Records for the exercise:
____

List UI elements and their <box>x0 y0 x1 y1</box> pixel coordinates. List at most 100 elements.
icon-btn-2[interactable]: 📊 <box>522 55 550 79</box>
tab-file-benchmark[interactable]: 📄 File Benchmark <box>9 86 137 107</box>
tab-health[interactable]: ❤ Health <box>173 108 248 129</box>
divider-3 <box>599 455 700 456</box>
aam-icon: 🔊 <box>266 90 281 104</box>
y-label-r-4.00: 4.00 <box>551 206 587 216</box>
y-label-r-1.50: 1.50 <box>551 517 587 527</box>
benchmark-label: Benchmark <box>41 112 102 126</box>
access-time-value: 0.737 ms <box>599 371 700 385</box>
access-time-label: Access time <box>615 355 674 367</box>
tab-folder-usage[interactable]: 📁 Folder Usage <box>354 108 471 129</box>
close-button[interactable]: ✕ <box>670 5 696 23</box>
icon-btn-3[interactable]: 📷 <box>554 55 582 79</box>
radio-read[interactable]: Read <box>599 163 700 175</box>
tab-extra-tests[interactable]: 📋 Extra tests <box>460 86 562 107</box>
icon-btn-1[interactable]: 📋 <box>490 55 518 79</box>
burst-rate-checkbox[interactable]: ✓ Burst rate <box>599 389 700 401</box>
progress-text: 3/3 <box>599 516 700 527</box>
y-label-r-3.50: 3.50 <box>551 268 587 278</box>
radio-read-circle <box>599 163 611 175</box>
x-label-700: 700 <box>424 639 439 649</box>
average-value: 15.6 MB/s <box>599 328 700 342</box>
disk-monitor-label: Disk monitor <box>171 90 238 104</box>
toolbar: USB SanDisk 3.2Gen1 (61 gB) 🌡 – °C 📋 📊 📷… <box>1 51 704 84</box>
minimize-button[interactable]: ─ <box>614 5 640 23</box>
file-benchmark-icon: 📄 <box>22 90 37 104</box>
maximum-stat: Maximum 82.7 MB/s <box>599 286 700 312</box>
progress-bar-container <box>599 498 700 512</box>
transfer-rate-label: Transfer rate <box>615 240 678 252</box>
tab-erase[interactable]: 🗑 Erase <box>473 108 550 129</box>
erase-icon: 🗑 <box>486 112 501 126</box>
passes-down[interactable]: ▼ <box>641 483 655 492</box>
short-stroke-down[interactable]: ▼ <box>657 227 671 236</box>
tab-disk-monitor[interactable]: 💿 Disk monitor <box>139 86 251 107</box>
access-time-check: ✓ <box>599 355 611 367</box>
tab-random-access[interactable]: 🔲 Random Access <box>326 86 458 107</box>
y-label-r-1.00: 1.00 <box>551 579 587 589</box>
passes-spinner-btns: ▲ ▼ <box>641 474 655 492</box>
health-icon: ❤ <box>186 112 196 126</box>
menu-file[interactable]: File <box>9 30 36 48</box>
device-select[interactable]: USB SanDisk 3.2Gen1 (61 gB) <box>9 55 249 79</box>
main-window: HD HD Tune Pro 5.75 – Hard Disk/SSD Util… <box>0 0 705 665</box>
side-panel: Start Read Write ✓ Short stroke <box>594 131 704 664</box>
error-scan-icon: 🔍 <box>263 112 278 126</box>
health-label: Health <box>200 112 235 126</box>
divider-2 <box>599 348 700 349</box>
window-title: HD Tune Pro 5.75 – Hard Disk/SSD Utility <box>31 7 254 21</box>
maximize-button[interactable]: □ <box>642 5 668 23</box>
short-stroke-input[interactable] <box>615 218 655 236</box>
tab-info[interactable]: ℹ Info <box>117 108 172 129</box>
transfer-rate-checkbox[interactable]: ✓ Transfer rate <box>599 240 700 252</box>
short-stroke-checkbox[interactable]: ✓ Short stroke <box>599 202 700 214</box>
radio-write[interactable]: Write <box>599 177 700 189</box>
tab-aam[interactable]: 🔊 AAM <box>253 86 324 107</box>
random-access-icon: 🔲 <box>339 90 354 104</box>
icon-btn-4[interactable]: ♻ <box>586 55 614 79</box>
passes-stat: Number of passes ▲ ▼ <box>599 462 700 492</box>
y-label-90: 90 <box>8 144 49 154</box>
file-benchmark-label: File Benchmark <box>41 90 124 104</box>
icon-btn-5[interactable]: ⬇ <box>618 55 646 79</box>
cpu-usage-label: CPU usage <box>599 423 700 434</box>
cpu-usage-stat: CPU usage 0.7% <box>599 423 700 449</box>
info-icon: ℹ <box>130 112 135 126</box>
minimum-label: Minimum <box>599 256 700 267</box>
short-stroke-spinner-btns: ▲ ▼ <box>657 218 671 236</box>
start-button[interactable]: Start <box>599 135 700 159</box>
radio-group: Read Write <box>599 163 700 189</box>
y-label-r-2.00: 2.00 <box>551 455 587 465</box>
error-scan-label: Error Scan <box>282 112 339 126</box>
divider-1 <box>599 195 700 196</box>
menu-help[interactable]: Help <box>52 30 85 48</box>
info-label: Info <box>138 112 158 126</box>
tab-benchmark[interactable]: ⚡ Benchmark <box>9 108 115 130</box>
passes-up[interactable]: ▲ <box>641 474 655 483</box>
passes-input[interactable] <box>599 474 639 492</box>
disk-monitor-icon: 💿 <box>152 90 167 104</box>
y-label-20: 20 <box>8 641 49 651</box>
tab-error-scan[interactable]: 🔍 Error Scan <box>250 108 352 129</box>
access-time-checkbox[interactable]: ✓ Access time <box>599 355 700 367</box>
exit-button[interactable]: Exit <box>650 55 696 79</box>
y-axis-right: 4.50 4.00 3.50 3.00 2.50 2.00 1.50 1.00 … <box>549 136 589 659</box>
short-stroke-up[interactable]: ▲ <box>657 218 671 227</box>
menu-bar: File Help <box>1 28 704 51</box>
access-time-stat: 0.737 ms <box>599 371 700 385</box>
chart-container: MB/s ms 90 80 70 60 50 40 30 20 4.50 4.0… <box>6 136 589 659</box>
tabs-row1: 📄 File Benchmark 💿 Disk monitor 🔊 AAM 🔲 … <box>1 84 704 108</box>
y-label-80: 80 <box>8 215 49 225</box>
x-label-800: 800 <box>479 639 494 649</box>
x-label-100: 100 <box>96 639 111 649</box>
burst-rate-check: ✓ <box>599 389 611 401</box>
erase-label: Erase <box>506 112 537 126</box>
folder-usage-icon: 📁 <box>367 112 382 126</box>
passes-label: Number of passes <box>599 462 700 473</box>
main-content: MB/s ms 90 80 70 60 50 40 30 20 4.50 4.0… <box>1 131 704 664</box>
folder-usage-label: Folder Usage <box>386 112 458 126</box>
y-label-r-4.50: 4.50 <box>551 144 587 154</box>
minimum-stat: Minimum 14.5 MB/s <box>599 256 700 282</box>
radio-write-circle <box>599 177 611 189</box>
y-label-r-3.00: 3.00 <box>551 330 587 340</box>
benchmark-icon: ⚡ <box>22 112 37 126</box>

____

Problem details: Reproduce everything from the start of the records down to the line containing "benchmark-label: Benchmark <box>41", with both ends included.

Task answer:
List UI elements and their <box>x0 y0 x1 y1</box> pixel coordinates. List at most 100 elements.
icon-btn-2[interactable]: 📊 <box>522 55 550 79</box>
tab-file-benchmark[interactable]: 📄 File Benchmark <box>9 86 137 107</box>
tab-health[interactable]: ❤ Health <box>173 108 248 129</box>
divider-3 <box>599 455 700 456</box>
aam-icon: 🔊 <box>266 90 281 104</box>
y-label-r-4.00: 4.00 <box>551 206 587 216</box>
y-label-r-1.50: 1.50 <box>551 517 587 527</box>
benchmark-label: Benchmark <box>41 112 102 126</box>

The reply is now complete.